Annotated element listings:
::::

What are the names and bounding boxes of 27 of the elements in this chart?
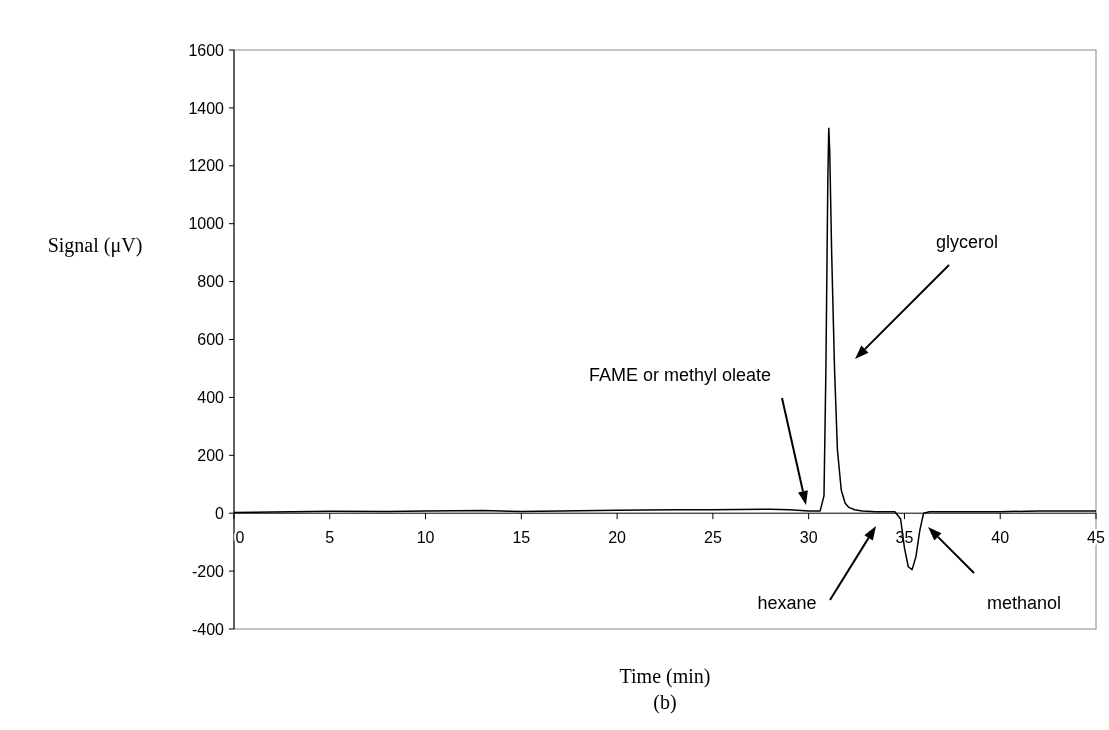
x-tick-label: 20 <box>608 529 627 547</box>
x-tick-label: 40 <box>991 529 1010 547</box>
annotation: hexane <box>757 593 817 613</box>
x-tick-label: 10 <box>416 529 435 547</box>
y-tick-label: 600 <box>197 331 225 349</box>
annotation: glycerol <box>935 232 999 252</box>
y-tick-label: 400 <box>197 389 225 406</box>
y-tick-label: -400 <box>191 620 225 638</box>
annotation: FAME or methyl oleate <box>588 365 772 385</box>
y-tick-label: -200 <box>191 562 225 580</box>
y-axis-title: Signal (μV) <box>47 234 143 257</box>
y-tick-label: 800 <box>197 273 225 291</box>
y-tick-label: 1600 <box>188 41 225 59</box>
y-tick-label: 0 <box>215 504 225 522</box>
y-tick-label: 1000 <box>188 215 225 233</box>
text: (b) <box>653 691 677 714</box>
x-tick-label: 5 <box>325 529 335 547</box>
annotation: methanol <box>986 593 1062 613</box>
y-tick-label: 200 <box>197 446 225 464</box>
y-tick-label: 1200 <box>188 157 225 175</box>
x-axis-title: Time (min) <box>619 665 711 688</box>
x-tick-label: 0 <box>235 529 245 547</box>
x-tick-label: 15 <box>512 529 531 547</box>
y-tick-label: 1400 <box>188 99 225 117</box>
x-tick-label: 45 <box>1087 529 1105 547</box>
x-tick-label: 25 <box>703 529 722 547</box>
x-tick-label: 30 <box>799 529 818 547</box>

::::

REQUIREMENT
Repeat the lines of the records above starting at the one containing "x-tick-label: 20 <box>608 529 627 547</box>" and ending at the one containing "y-tick-label: -400 <box>191 620 225 638</box>".

RIGHT ANSWER
x-tick-label: 20 <box>608 529 627 547</box>
x-tick-label: 40 <box>991 529 1010 547</box>
annotation: hexane <box>757 593 817 613</box>
x-tick-label: 10 <box>416 529 435 547</box>
y-tick-label: 600 <box>197 331 225 349</box>
annotation: glycerol <box>935 232 999 252</box>
y-tick-label: 400 <box>197 389 225 406</box>
y-tick-label: -400 <box>191 620 225 638</box>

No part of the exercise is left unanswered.